See also the recent example of https://www.slingbox.com/discontinued, which makes this funny pair of claims:
Q: Why is Slingbox being discontinued?
A: We’ve had to make room for new innovative products so that we can continue to serve our customers in the best way possible.
Q: Will Slingbox be releasing any new products?
A: No.
So the investors just accepted to lose $800k while the founder was getting $3.7M?
Can someone explain the logic here?
$500k came from a fund General Catalyst set up specifically to encourage startups to build new businesses that integrate with Stripe. [0]
The goal for the money was to enrich the Stripe ecosystem. Not generating returns for investors.
If the money came from a regular fund without the Stripe affiliation, General Catalyst 100% would not have accepted the $800k loss.
[0] https://www.prnewswire.com/news-releases/general-catalyst-in...
It's pretty obvious the business didn't pan out as well as intended. It's not really worth their time anymore.
Still. They could have caused troubles and tried to recoup their $800k out of the $4M. They were nice not to.
The money will be written as a loss and go through some accounting/tax trick to minimize the effective loss.
Something doesn't make sense. $800k is not a small enough amount for any responsible investment fund to walk away from.
I wonder if maybe it was actually worth way less. I think he said they walked away from their $800k investment, but maybe that was at a much higher valuation. If it was only worth $80k I can see them not bothering.

**Exercise requirements**
(A) In the comment thread, what was the fund that supplied $500k set up to encourage?
(B) Repeat the comment thread word for word, from "The money will" down to "walk away from.".
The records have no connection to the comment thread.

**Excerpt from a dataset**
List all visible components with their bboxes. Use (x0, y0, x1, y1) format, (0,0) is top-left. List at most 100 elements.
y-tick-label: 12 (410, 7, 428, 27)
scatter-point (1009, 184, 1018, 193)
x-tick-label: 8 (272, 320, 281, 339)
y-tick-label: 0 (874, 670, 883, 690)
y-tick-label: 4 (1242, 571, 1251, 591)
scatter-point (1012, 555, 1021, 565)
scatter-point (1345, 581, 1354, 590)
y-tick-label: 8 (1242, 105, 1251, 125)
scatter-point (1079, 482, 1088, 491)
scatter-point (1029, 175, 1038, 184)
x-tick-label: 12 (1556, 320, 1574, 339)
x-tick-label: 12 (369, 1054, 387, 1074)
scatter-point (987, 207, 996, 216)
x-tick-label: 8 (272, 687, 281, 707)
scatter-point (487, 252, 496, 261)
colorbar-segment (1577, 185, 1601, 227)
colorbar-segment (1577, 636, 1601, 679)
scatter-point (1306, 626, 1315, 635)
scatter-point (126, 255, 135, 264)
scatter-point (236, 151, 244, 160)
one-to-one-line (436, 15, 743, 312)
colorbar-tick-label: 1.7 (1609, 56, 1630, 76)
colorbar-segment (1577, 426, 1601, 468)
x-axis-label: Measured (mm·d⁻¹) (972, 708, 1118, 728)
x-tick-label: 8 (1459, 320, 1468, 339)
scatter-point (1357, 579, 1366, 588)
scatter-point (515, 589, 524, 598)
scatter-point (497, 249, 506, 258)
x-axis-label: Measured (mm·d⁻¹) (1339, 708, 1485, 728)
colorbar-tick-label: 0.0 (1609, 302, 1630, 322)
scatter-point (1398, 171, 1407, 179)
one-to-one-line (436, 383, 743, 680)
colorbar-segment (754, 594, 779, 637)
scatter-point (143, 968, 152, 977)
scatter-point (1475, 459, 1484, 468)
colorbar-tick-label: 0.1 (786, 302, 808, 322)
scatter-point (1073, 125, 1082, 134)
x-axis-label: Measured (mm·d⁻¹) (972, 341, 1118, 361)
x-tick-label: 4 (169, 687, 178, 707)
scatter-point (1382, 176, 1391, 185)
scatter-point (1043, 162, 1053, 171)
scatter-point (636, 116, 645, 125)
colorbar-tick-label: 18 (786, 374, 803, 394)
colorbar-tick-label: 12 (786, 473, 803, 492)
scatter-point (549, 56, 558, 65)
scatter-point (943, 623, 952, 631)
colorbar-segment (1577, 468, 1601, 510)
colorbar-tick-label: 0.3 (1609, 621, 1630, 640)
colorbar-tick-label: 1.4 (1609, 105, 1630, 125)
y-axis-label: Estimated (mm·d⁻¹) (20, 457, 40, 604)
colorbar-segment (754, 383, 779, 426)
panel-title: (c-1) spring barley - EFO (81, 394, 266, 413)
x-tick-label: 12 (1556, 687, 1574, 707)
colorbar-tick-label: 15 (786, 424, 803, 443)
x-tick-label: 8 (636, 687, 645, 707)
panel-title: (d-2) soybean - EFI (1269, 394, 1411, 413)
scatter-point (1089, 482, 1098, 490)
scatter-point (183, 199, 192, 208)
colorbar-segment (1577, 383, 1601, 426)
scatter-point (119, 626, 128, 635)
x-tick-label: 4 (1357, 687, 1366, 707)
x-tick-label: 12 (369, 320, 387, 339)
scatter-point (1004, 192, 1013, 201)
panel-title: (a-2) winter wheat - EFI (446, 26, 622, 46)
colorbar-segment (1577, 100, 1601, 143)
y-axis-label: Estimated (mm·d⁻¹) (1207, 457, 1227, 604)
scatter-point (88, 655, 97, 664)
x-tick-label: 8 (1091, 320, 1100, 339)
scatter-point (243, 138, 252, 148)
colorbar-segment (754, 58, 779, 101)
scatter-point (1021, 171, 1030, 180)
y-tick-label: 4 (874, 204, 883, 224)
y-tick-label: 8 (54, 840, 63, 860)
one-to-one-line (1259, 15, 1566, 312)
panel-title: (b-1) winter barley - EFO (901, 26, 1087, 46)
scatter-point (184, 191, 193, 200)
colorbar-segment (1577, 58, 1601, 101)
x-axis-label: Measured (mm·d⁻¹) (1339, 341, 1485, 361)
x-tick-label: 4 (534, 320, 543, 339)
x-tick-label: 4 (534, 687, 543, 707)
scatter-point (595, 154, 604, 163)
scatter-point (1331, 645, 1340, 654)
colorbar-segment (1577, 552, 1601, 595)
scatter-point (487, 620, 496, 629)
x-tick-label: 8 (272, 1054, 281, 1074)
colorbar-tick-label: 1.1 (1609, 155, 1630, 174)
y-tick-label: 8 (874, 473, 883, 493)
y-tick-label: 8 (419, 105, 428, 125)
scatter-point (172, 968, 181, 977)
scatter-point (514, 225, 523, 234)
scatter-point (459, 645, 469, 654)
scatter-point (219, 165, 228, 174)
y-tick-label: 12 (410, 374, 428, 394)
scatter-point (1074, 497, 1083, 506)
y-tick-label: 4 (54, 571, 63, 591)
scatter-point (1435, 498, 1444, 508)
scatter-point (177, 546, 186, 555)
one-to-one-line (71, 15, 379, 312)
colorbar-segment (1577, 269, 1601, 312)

**Set of answers**
(A) Startups building new businesses that integrate with Stripe.

(B)
The money will be written as a loss and go through some accounting/tax trick to minimize the effective loss.
Something doesn't make sense. $800k is not a small enough amount for any responsible investment fund to walk away from.